Data records
===============
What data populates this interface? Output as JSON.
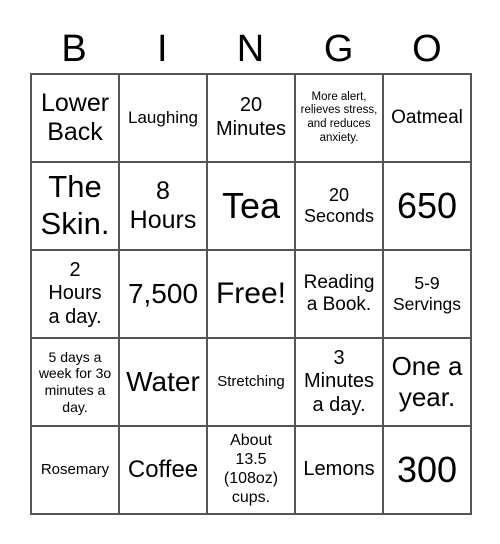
{
  "header": [
    "B",
    "I",
    "N",
    "G",
    "O"
  ],
  "cells": [
    [
      "Lower Back",
      "Laughing",
      "20 Minutes",
      "More alert, relieves stress, and reduces anxiety.",
      "Oatmeal"
    ],
    [
      "The Skin.",
      "8 Hours",
      "Tea",
      "20 Seconds",
      "650"
    ],
    [
      "2 Hours a day.",
      "7,500",
      "Free!",
      "Reading a Book.",
      "5-9 Servings"
    ],
    [
      "5 days a week for 3o minutes a day.",
      "Water",
      "Stretching",
      "3 Minutes a day.",
      "One a year."
    ],
    [
      "Rosemary",
      "Coffee",
      "About 13.5 (108oz) cups.",
      "Lemons",
      "300"
    ]
  ]
}
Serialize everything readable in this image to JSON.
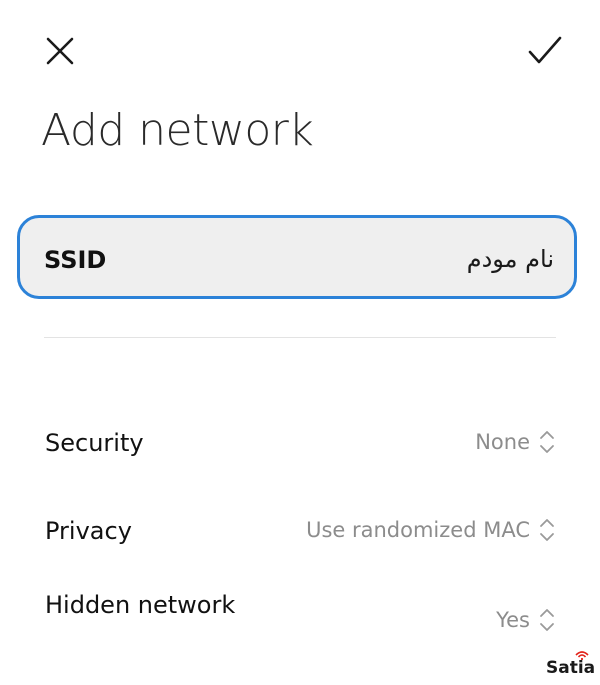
{
  "header": {
    "close_icon": "close-icon",
    "confirm_icon": "checkmark-icon",
    "title": "Add network"
  },
  "ssid": {
    "label": "SSID",
    "value": "نام مودم",
    "focus_color": "#2c82d8"
  },
  "settings": {
    "security": {
      "label": "Security",
      "value": "None",
      "icon": "updown-chevron-icon"
    },
    "privacy": {
      "label": "Privacy",
      "value": "Use randomized MAC",
      "icon": "updown-chevron-icon"
    },
    "hidden_network": {
      "label": "Hidden network",
      "value": "Yes",
      "icon": "updown-chevron-icon"
    }
  },
  "watermark": {
    "text": "Satia",
    "accent_color": "#e2231a"
  }
}
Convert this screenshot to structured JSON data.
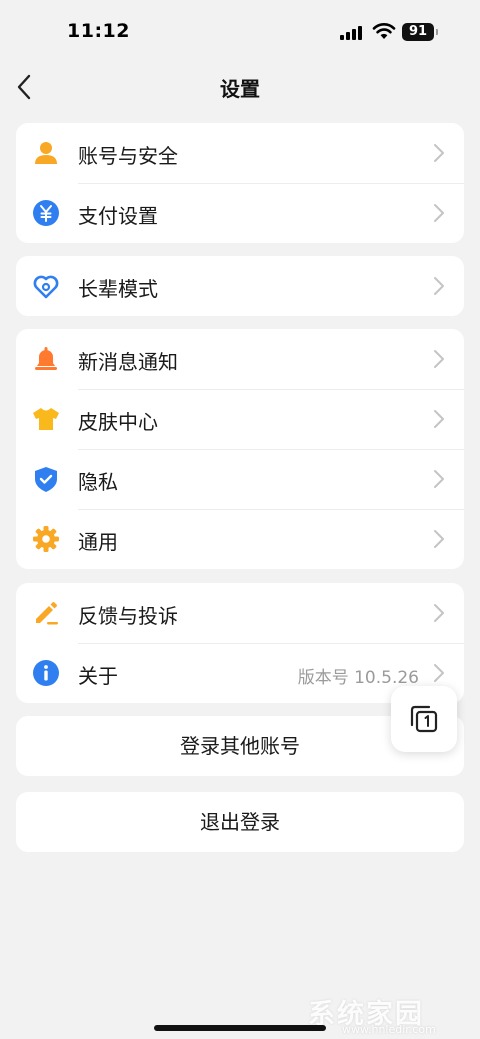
{
  "status_bar": {
    "time": "11:12",
    "battery": "91"
  },
  "nav": {
    "title": "设置"
  },
  "groups": [
    {
      "items": [
        {
          "label": "账号与安全",
          "icon": "user-icon"
        },
        {
          "label": "支付设置",
          "icon": "yen-icon"
        }
      ]
    },
    {
      "items": [
        {
          "label": "长辈模式",
          "icon": "heart-icon"
        }
      ]
    },
    {
      "items": [
        {
          "label": "新消息通知",
          "icon": "bell-icon"
        },
        {
          "label": "皮肤中心",
          "icon": "tshirt-icon"
        },
        {
          "label": "隐私",
          "icon": "shield-check-icon"
        },
        {
          "label": "通用",
          "icon": "gear-icon"
        }
      ]
    },
    {
      "items": [
        {
          "label": "反馈与投诉",
          "icon": "pencil-icon"
        },
        {
          "label": "关于",
          "icon": "info-icon",
          "value": "版本号 10.5.26"
        }
      ]
    }
  ],
  "buttons": {
    "switch_account": "登录其他账号",
    "logout": "退出登录"
  },
  "watermark": {
    "text": "系统家园",
    "url": "www.hnledir.com"
  },
  "colors": {
    "orange": "#f9a825",
    "blue": "#2f7ff0",
    "bell": "#ff7a2e",
    "background": "#f2f2f2"
  }
}
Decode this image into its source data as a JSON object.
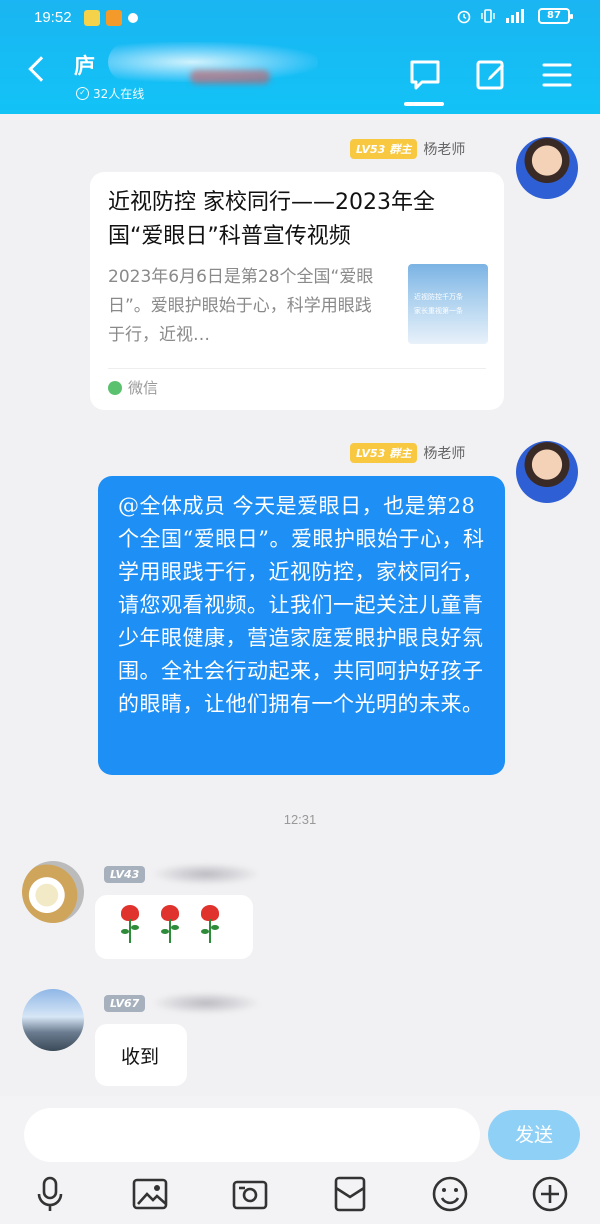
{
  "status_bar": {
    "time": "19:52",
    "battery": "87"
  },
  "header": {
    "title": "庐",
    "online_count": "32人在线",
    "colors": {
      "bar": "#1ab5f2",
      "accent": "#1e8ff5"
    }
  },
  "messages": {
    "card_msg": {
      "level": "LV53",
      "role": "群主",
      "sender": "杨老师",
      "title": "近视防控 家校同行——2023年全国“爱眼日”科普宣传视频",
      "desc": "2023年6月6日是第28个全国“爱眼日”。爱眼护眼始于心，科学用眼践于行，近视…",
      "thumb_line1": "近视防控千万条",
      "thumb_line2": "家长重视第一条",
      "source": "微信"
    },
    "text_msg": {
      "level": "LV53",
      "role": "群主",
      "sender": "杨老师",
      "text": "@全体成员 今天是爱眼日，也是第28个全国“爱眼日”。爱眼护眼始于心，科学用眼践于行，近视防控，家校同行，请您观看视频。让我们一起关注儿童青少年眼健康，营造家庭爱眼护眼良好氛围。全社会行动起来，共同呵护好孩子的眼睛，让他们拥有一个光明的未来。"
    },
    "timestamp": "12:31",
    "roses_msg": {
      "level": "LV43"
    },
    "received_msg": {
      "level": "LV67",
      "text": "收到"
    }
  },
  "input": {
    "placeholder": "",
    "send_label": "发送"
  },
  "toolbar": {
    "icons": [
      "microphone-icon",
      "image-icon",
      "camera-icon",
      "red-packet-icon",
      "emoji-icon",
      "plus-icon"
    ]
  }
}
===============
* **SHORT PROBLEM**
Give back every line exactly as it stands, pictures excluded.

* **CORRECT RESULT**
What data populates this interface? Output as JSON.
{
  "header": [
    "B",
    "I",
    "N",
    "G",
    "O"
  ],
  "cells": [
    [
      "Lower Back",
      "Laughing",
      "20 Minutes",
      "More alert, relieves stress, and reduces anxiety.",
      "Oatmeal"
    ],
    [
      "The Skin.",
      "8 Hours",
      "Tea",
      "20 Seconds",
      "650"
    ],
    [
      "2 Hours a day.",
      "7,500",
      "Free!",
      "Reading a Book.",
      "5-9 Servings"
    ],
    [
      "5 days a week for 3o minutes a day.",
      "Water",
      "Stretching",
      "3 Minutes a day.",
      "One a year."
    ],
    [
      "Rosemary",
      "Coffee",
      "About 13.5 (108oz) cups.",
      "Lemons",
      "300"
    ]
  ]
}
Serialize everything readable in this image to JSON.
{
  "header": {
    "close_icon": "close-icon",
    "confirm_icon": "checkmark-icon",
    "title": "Add network"
  },
  "ssid": {
    "label": "SSID",
    "value": "نام مودم",
    "focus_color": "#2c82d8"
  },
  "settings": {
    "security": {
      "label": "Security",
      "value": "None",
      "icon": "updown-chevron-icon"
    },
    "privacy": {
      "label": "Privacy",
      "value": "Use randomized MAC",
      "icon": "updown-chevron-icon"
    },
    "hidden_network": {
      "label": "Hidden network",
      "value": "Yes",
      "icon": "updown-chevron-icon"
    }
  },
  "watermark": {
    "text": "Satia",
    "accent_color": "#e2231a"
  }
}
Convert this screenshot to structured JSON data.
{
  "status_bar": {
    "time": "11:12",
    "battery": "91"
  },
  "nav": {
    "title": "设置"
  },
  "groups": [
    {
      "items": [
        {
          "label": "账号与安全",
          "icon": "user-icon"
        },
        {
          "label": "支付设置",
          "icon": "yen-icon"
        }
      ]
    },
    {
      "items": [
        {
          "label": "长辈模式",
          "icon": "heart-icon"
        }
      ]
    },
    {
      "items": [
        {
          "label": "新消息通知",
          "icon": "bell-icon"
        },
        {
          "label": "皮肤中心",
          "icon": "tshirt-icon"
        },
        {
          "label": "隐私",
          "icon": "shield-check-icon"
        },
        {
          "label": "通用",
          "icon": "gear-icon"
        }
      ]
    },
    {
      "items": [
        {
          "label": "反馈与投诉",
          "icon": "pencil-icon"
        },
        {
          "label": "关于",
          "icon": "info-icon",
          "value": "版本号 10.5.26"
        }
      ]
    }
  ],
  "buttons": {
    "switch_account": "登录其他账号",
    "logout": "退出登录"
  },
  "watermark": {
    "text": "系统家园",
    "url": "www.hnledir.com"
  },
  "colors": {
    "orange": "#f9a825",
    "blue": "#2f7ff0",
    "bell": "#ff7a2e",
    "background": "#f2f2f2"
  }
}
Decode this image into its source data as a JSON object.
{
  "status_bar": {
    "time": "19:52",
    "battery": "87"
  },
  "header": {
    "title": "庐",
    "online_count": "32人在线",
    "colors": {
      "bar": "#1ab5f2",
      "accent": "#1e8ff5"
    }
  },
  "messages": {
    "card_msg": {
      "level": "LV53",
      "role": "群主",
      "sender": "杨老师",
      "title": "近视防控 家校同行——2023年全国“爱眼日”科普宣传视频",
      "desc": "2023年6月6日是第28个全国“爱眼日”。爱眼护眼始于心，科学用眼践于行，近视…",
      "thumb_line1": "近视防控千万条",
      "thumb_line2": "家长重视第一条",
      "source": "微信"
    },
    "text_msg": {
      "level": "LV53",
      "role": "群主",
      "sender": "杨老师",
      "text": "@全体成员 今天是爱眼日，也是第28个全国“爱眼日”。爱眼护眼始于心，科学用眼践于行，近视防控，家校同行，请您观看视频。让我们一起关注儿童青少年眼健康，营造家庭爱眼护眼良好氛围。全社会行动起来，共同呵护好孩子的眼睛，让他们拥有一个光明的未来。"
    },
    "timestamp": "12:31",
    "roses_msg": {
      "level": "LV43"
    },
    "received_msg": {
      "level": "LV67",
      "text": "收到"
    }
  },
  "input": {
    "placeholder": "",
    "send_label": "发送"
  },
  "toolbar": {
    "icons": [
      "microphone-icon",
      "image-icon",
      "camera-icon",
      "red-packet-icon",
      "emoji-icon",
      "plus-icon"
    ]
  }
}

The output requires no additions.